Data listing
begin
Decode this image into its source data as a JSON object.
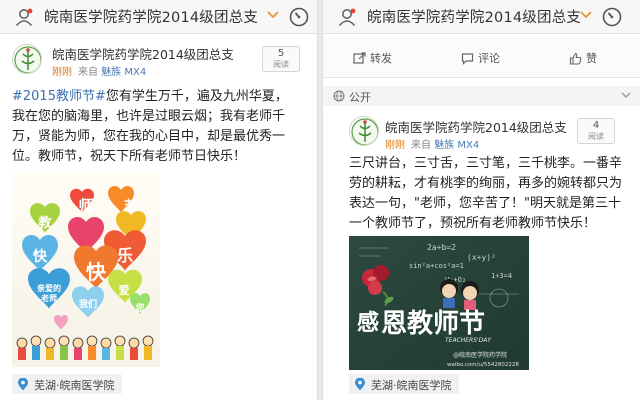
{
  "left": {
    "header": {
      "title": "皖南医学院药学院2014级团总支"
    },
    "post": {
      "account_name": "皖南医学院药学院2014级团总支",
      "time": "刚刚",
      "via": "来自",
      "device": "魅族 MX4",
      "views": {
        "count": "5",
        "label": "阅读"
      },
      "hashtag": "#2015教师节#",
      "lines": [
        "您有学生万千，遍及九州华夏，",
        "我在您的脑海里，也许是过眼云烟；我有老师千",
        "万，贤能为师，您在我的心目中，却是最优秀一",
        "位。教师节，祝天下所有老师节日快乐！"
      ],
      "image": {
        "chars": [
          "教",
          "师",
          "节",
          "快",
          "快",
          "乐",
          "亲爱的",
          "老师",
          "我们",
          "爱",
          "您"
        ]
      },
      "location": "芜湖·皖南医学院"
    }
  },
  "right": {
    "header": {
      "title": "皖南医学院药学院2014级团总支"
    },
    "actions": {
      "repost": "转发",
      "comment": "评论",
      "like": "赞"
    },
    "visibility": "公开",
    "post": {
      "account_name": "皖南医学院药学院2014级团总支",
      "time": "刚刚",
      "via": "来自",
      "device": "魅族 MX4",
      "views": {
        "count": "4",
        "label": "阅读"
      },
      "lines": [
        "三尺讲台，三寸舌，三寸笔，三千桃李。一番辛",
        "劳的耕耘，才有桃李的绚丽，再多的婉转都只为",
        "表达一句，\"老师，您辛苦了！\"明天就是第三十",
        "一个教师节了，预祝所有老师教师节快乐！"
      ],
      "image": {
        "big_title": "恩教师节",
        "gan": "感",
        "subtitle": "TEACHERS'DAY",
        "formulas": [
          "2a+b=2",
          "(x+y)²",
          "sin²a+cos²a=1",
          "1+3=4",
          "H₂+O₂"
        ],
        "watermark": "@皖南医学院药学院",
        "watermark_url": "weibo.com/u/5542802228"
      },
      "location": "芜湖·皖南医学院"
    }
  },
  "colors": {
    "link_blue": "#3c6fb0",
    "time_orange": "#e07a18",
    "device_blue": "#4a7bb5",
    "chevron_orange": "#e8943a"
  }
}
end
▶ GIVEN INSTRUCTION
Strip out the pictures and quote the remaining data word for word.

▶ SOLUTION TO THE PROBLEM
Decode this image into its source data as a JSON object.
{
  "left": {
    "header": {
      "title": "皖南医学院药学院2014级团总支"
    },
    "post": {
      "account_name": "皖南医学院药学院2014级团总支",
      "time": "刚刚",
      "via": "来自",
      "device": "魅族 MX4",
      "views": {
        "count": "5",
        "label": "阅读"
      },
      "hashtag": "#2015教师节#",
      "lines": [
        "您有学生万千，遍及九州华夏，",
        "我在您的脑海里，也许是过眼云烟；我有老师千",
        "万，贤能为师，您在我的心目中，却是最优秀一",
        "位。教师节，祝天下所有老师节日快乐！"
      ],
      "image": {
        "chars": [
          "教",
          "师",
          "节",
          "快",
          "快",
          "乐",
          "亲爱的",
          "老师",
          "我们",
          "爱",
          "您"
        ]
      },
      "location": "芜湖·皖南医学院"
    }
  },
  "right": {
    "header": {
      "title": "皖南医学院药学院2014级团总支"
    },
    "actions": {
      "repost": "转发",
      "comment": "评论",
      "like": "赞"
    },
    "visibility": "公开",
    "post": {
      "account_name": "皖南医学院药学院2014级团总支",
      "time": "刚刚",
      "via": "来自",
      "device": "魅族 MX4",
      "views": {
        "count": "4",
        "label": "阅读"
      },
      "lines": [
        "三尺讲台，三寸舌，三寸笔，三千桃李。一番辛",
        "劳的耕耘，才有桃李的绚丽，再多的婉转都只为",
        "表达一句，\"老师，您辛苦了！\"明天就是第三十",
        "一个教师节了，预祝所有老师教师节快乐！"
      ],
      "image": {
        "big_title": "恩教师节",
        "gan": "感",
        "subtitle": "TEACHERS'DAY",
        "formulas": [
          "2a+b=2",
          "(x+y)²",
          "sin²a+cos²a=1",
          "1+3=4",
          "H₂+O₂"
        ],
        "watermark": "@皖南医学院药学院",
        "watermark_url": "weibo.com/u/5542802228"
      },
      "location": "芜湖·皖南医学院"
    }
  },
  "colors": {
    "link_blue": "#3c6fb0",
    "time_orange": "#e07a18",
    "device_blue": "#4a7bb5",
    "chevron_orange": "#e8943a"
  }
}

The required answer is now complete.